[REQUIRED WORK] Pictures stay out of the copy; set down each line of the listing below exactly.

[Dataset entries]
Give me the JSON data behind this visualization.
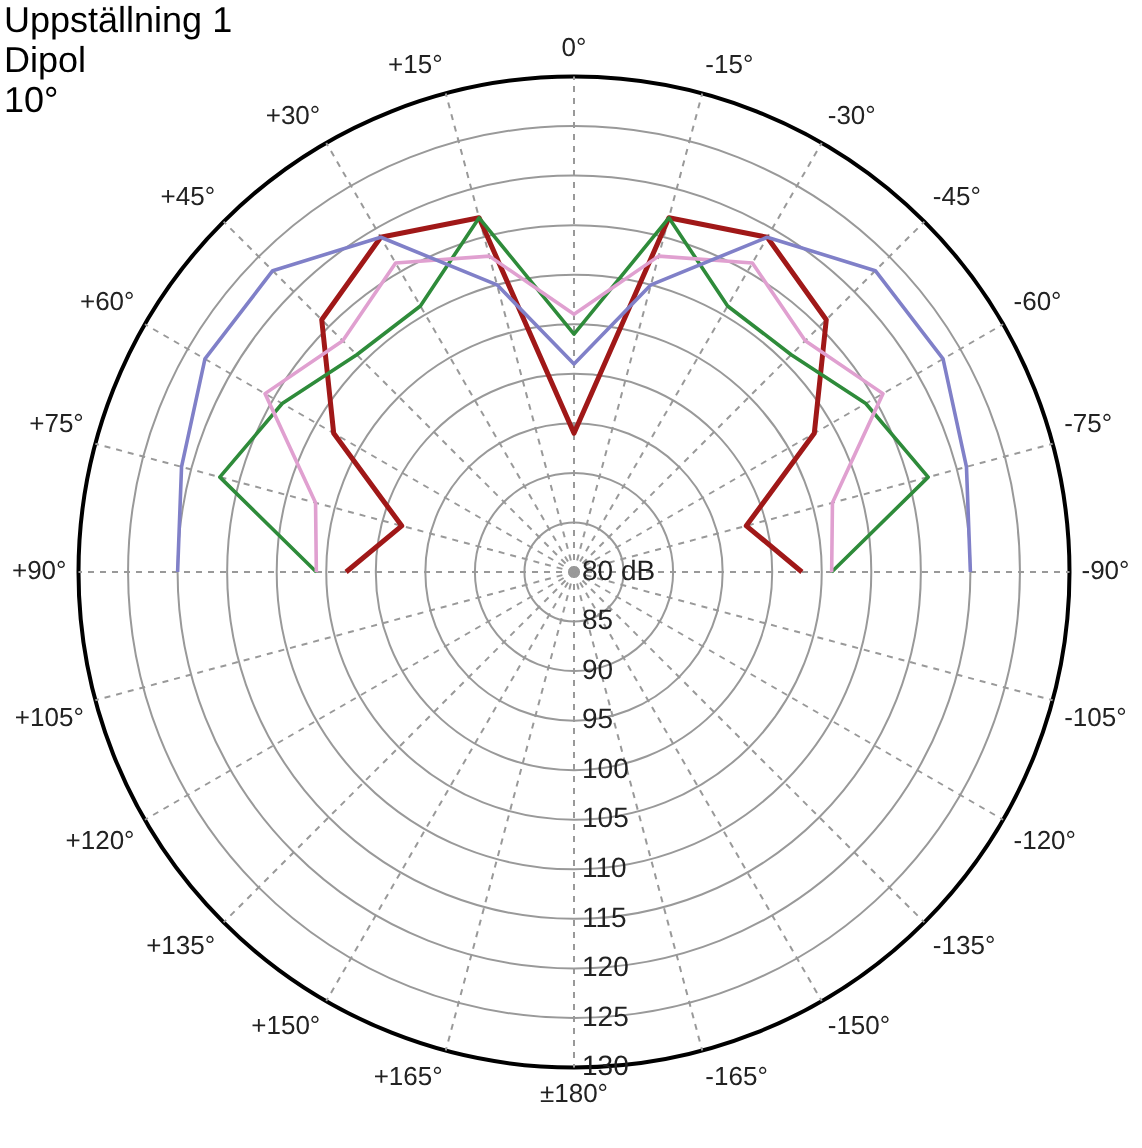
{
  "chart_data": {
    "type": "radar",
    "title": "Uppställning 1",
    "subtitle": "Dipol",
    "annotations": [
      "10°"
    ],
    "categories": [
      "0°",
      "-15°",
      "-30°",
      "-45°",
      "-60°",
      "-75°",
      "-90°",
      "-105°",
      "-120°",
      "-135°",
      "-150°",
      "-165°",
      "±180°",
      "+165°",
      "+150°",
      "+135°",
      "+120°",
      "+105°",
      "+90°",
      "+75°",
      "+60°",
      "+45°",
      "+30°",
      "+15°"
    ],
    "series": [
      {
        "color": "#8080c8",
        "values": [
          101,
          110,
          119,
          123,
          123,
          121,
          120,
          null,
          null,
          null,
          null,
          null,
          null,
          null,
          null,
          null,
          null,
          null,
          120,
          121,
          123,
          123,
          119,
          110
        ]
      },
      {
        "color": "#e0a0d0",
        "values": [
          106,
          113,
          116,
          113,
          116,
          107,
          106,
          null,
          null,
          null,
          null,
          null,
          null,
          null,
          null,
          null,
          null,
          null,
          106,
          107,
          116,
          113,
          116,
          113
        ]
      },
      {
        "color": "#2e8b3a",
        "values": [
          104,
          117,
          111,
          111,
          114,
          117,
          106,
          null,
          null,
          null,
          null,
          null,
          null,
          null,
          null,
          null,
          null,
          null,
          106,
          117,
          114,
          111,
          111,
          117
        ]
      },
      {
        "color": "#a01818",
        "values": [
          94,
          117,
          119,
          116,
          108,
          98,
          103,
          null,
          null,
          null,
          null,
          null,
          null,
          null,
          null,
          null,
          null,
          null,
          103,
          98,
          108,
          116,
          119,
          117
        ]
      }
    ],
    "ylim": [
      80,
      130
    ],
    "yticks": [
      {
        "value": 80,
        "label": "80 dB"
      },
      85,
      90,
      95,
      100,
      105,
      110,
      115,
      120,
      125,
      130
    ],
    "grid": true,
    "legend": false,
    "marker": "none",
    "line_style": "solid"
  }
}
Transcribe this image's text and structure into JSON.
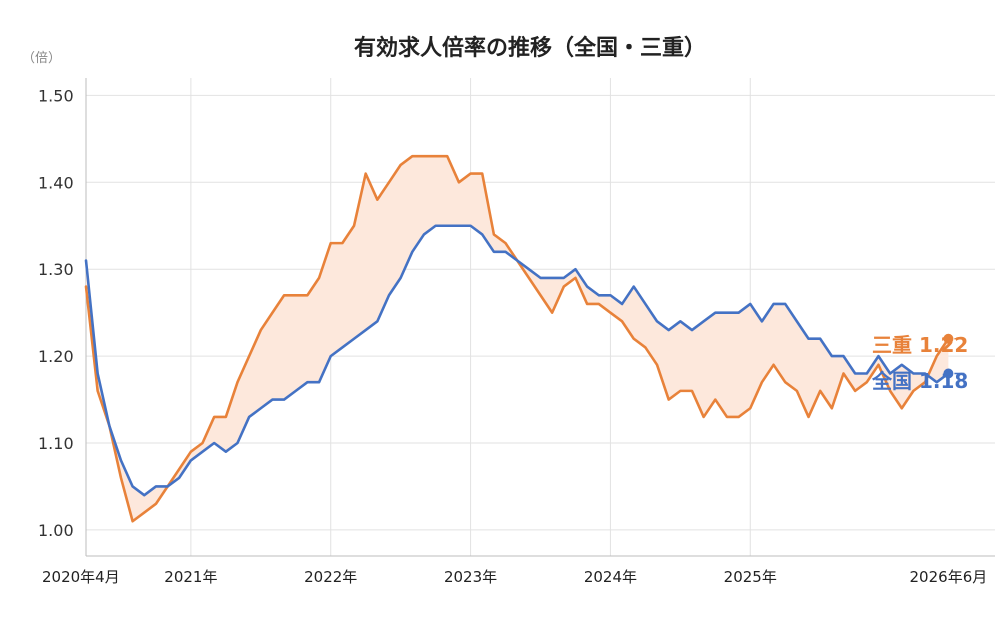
{
  "chart_data": {
    "type": "line",
    "title": "有効求人倍率の推移（全国・三重）",
    "y_unit": "（倍）",
    "ylim": [
      0.97,
      1.52
    ],
    "y_ticks": [
      "1.00",
      "1.10",
      "1.20",
      "1.30",
      "1.40",
      "1.50"
    ],
    "x_range": [
      "2020-04",
      "2026-10"
    ],
    "x_ticks": [
      {
        "month": "2020-04",
        "label": "2020年4月"
      },
      {
        "month": "2021-01",
        "label": "2021年"
      },
      {
        "month": "2022-01",
        "label": "2022年"
      },
      {
        "month": "2023-01",
        "label": "2023年"
      },
      {
        "month": "2024-01",
        "label": "2024年"
      },
      {
        "month": "2025-01",
        "label": "2025年"
      },
      {
        "month": "2026-06",
        "label": "2026年6月"
      }
    ],
    "grid": true,
    "gap_fill_color": "#fde8dc",
    "series": [
      {
        "name": "三重",
        "color": "#e8823a",
        "end_label": "三重 1.22",
        "start_month": "2020-04",
        "values": [
          1.28,
          1.16,
          1.12,
          1.06,
          1.01,
          1.02,
          1.03,
          1.05,
          1.07,
          1.09,
          1.1,
          1.13,
          1.13,
          1.17,
          1.2,
          1.23,
          1.25,
          1.27,
          1.27,
          1.27,
          1.29,
          1.33,
          1.33,
          1.35,
          1.41,
          1.38,
          1.4,
          1.42,
          1.43,
          1.43,
          1.43,
          1.43,
          1.4,
          1.41,
          1.41,
          1.34,
          1.33,
          1.31,
          1.29,
          1.27,
          1.25,
          1.28,
          1.29,
          1.26,
          1.26,
          1.25,
          1.24,
          1.22,
          1.21,
          1.19,
          1.15,
          1.16,
          1.16,
          1.13,
          1.15,
          1.13,
          1.13,
          1.14,
          1.17,
          1.19,
          1.17,
          1.16,
          1.13,
          1.16,
          1.14,
          1.18,
          1.16,
          1.17,
          1.19,
          1.16,
          1.14,
          1.16,
          1.17,
          1.2,
          1.22
        ]
      },
      {
        "name": "全国",
        "color": "#4472c4",
        "end_label": "全国 1.18",
        "start_month": "2020-04",
        "values": [
          1.31,
          1.18,
          1.12,
          1.08,
          1.05,
          1.04,
          1.05,
          1.05,
          1.06,
          1.08,
          1.09,
          1.1,
          1.09,
          1.1,
          1.13,
          1.14,
          1.15,
          1.15,
          1.16,
          1.17,
          1.17,
          1.2,
          1.21,
          1.22,
          1.23,
          1.24,
          1.27,
          1.29,
          1.32,
          1.34,
          1.35,
          1.35,
          1.35,
          1.35,
          1.34,
          1.32,
          1.32,
          1.31,
          1.3,
          1.29,
          1.29,
          1.29,
          1.3,
          1.28,
          1.27,
          1.27,
          1.26,
          1.28,
          1.26,
          1.24,
          1.23,
          1.24,
          1.23,
          1.24,
          1.25,
          1.25,
          1.25,
          1.26,
          1.24,
          1.26,
          1.26,
          1.24,
          1.22,
          1.22,
          1.2,
          1.2,
          1.18,
          1.18,
          1.2,
          1.18,
          1.19,
          1.18,
          1.18,
          1.17,
          1.18
        ]
      }
    ]
  }
}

[WRITTEN ANSWER]
Give me the JSON data behind this visualization.
{
  "chart_data": {
    "type": "radar",
    "title": "Uppställning 1",
    "subtitle": "Dipol",
    "annotations": [
      "10°"
    ],
    "categories": [
      "0°",
      "-15°",
      "-30°",
      "-45°",
      "-60°",
      "-75°",
      "-90°",
      "-105°",
      "-120°",
      "-135°",
      "-150°",
      "-165°",
      "±180°",
      "+165°",
      "+150°",
      "+135°",
      "+120°",
      "+105°",
      "+90°",
      "+75°",
      "+60°",
      "+45°",
      "+30°",
      "+15°"
    ],
    "series": [
      {
        "color": "#8080c8",
        "values": [
          101,
          110,
          119,
          123,
          123,
          121,
          120,
          null,
          null,
          null,
          null,
          null,
          null,
          null,
          null,
          null,
          null,
          null,
          120,
          121,
          123,
          123,
          119,
          110
        ]
      },
      {
        "color": "#e0a0d0",
        "values": [
          106,
          113,
          116,
          113,
          116,
          107,
          106,
          null,
          null,
          null,
          null,
          null,
          null,
          null,
          null,
          null,
          null,
          null,
          106,
          107,
          116,
          113,
          116,
          113
        ]
      },
      {
        "color": "#2e8b3a",
        "values": [
          104,
          117,
          111,
          111,
          114,
          117,
          106,
          null,
          null,
          null,
          null,
          null,
          null,
          null,
          null,
          null,
          null,
          null,
          106,
          117,
          114,
          111,
          111,
          117
        ]
      },
      {
        "color": "#a01818",
        "values": [
          94,
          117,
          119,
          116,
          108,
          98,
          103,
          null,
          null,
          null,
          null,
          null,
          null,
          null,
          null,
          null,
          null,
          null,
          103,
          98,
          108,
          116,
          119,
          117
        ]
      }
    ],
    "ylim": [
      80,
      130
    ],
    "yticks": [
      {
        "value": 80,
        "label": "80 dB"
      },
      85,
      90,
      95,
      100,
      105,
      110,
      115,
      120,
      125,
      130
    ],
    "grid": true,
    "legend": false,
    "marker": "none",
    "line_style": "solid"
  }
}
Transcribe this image's text and structure into JSON.
{
  "chart_data": {
    "type": "line",
    "title": "有効求人倍率の推移（全国・三重）",
    "y_unit": "（倍）",
    "ylim": [
      0.97,
      1.52
    ],
    "y_ticks": [
      "1.00",
      "1.10",
      "1.20",
      "1.30",
      "1.40",
      "1.50"
    ],
    "x_range": [
      "2020-04",
      "2026-10"
    ],
    "x_ticks": [
      {
        "month": "2020-04",
        "label": "2020年4月"
      },
      {
        "month": "2021-01",
        "label": "2021年"
      },
      {
        "month": "2022-01",
        "label": "2022年"
      },
      {
        "month": "2023-01",
        "label": "2023年"
      },
      {
        "month": "2024-01",
        "label": "2024年"
      },
      {
        "month": "2025-01",
        "label": "2025年"
      },
      {
        "month": "2026-06",
        "label": "2026年6月"
      }
    ],
    "grid": true,
    "gap_fill_color": "#fde8dc",
    "series": [
      {
        "name": "三重",
        "color": "#e8823a",
        "end_label": "三重 1.22",
        "start_month": "2020-04",
        "values": [
          1.28,
          1.16,
          1.12,
          1.06,
          1.01,
          1.02,
          1.03,
          1.05,
          1.07,
          1.09,
          1.1,
          1.13,
          1.13,
          1.17,
          1.2,
          1.23,
          1.25,
          1.27,
          1.27,
          1.27,
          1.29,
          1.33,
          1.33,
          1.35,
          1.41,
          1.38,
          1.4,
          1.42,
          1.43,
          1.43,
          1.43,
          1.43,
          1.4,
          1.41,
          1.41,
          1.34,
          1.33,
          1.31,
          1.29,
          1.27,
          1.25,
          1.28,
          1.29,
          1.26,
          1.26,
          1.25,
          1.24,
          1.22,
          1.21,
          1.19,
          1.15,
          1.16,
          1.16,
          1.13,
          1.15,
          1.13,
          1.13,
          1.14,
          1.17,
          1.19,
          1.17,
          1.16,
          1.13,
          1.16,
          1.14,
          1.18,
          1.16,
          1.17,
          1.19,
          1.16,
          1.14,
          1.16,
          1.17,
          1.2,
          1.22
        ]
      },
      {
        "name": "全国",
        "color": "#4472c4",
        "end_label": "全国 1.18",
        "start_month": "2020-04",
        "values": [
          1.31,
          1.18,
          1.12,
          1.08,
          1.05,
          1.04,
          1.05,
          1.05,
          1.06,
          1.08,
          1.09,
          1.1,
          1.09,
          1.1,
          1.13,
          1.14,
          1.15,
          1.15,
          1.16,
          1.17,
          1.17,
          1.2,
          1.21,
          1.22,
          1.23,
          1.24,
          1.27,
          1.29,
          1.32,
          1.34,
          1.35,
          1.35,
          1.35,
          1.35,
          1.34,
          1.32,
          1.32,
          1.31,
          1.3,
          1.29,
          1.29,
          1.29,
          1.3,
          1.28,
          1.27,
          1.27,
          1.26,
          1.28,
          1.26,
          1.24,
          1.23,
          1.24,
          1.23,
          1.24,
          1.25,
          1.25,
          1.25,
          1.26,
          1.24,
          1.26,
          1.26,
          1.24,
          1.22,
          1.22,
          1.2,
          1.2,
          1.18,
          1.18,
          1.2,
          1.18,
          1.19,
          1.18,
          1.18,
          1.17,
          1.18
        ]
      }
    ]
  }
}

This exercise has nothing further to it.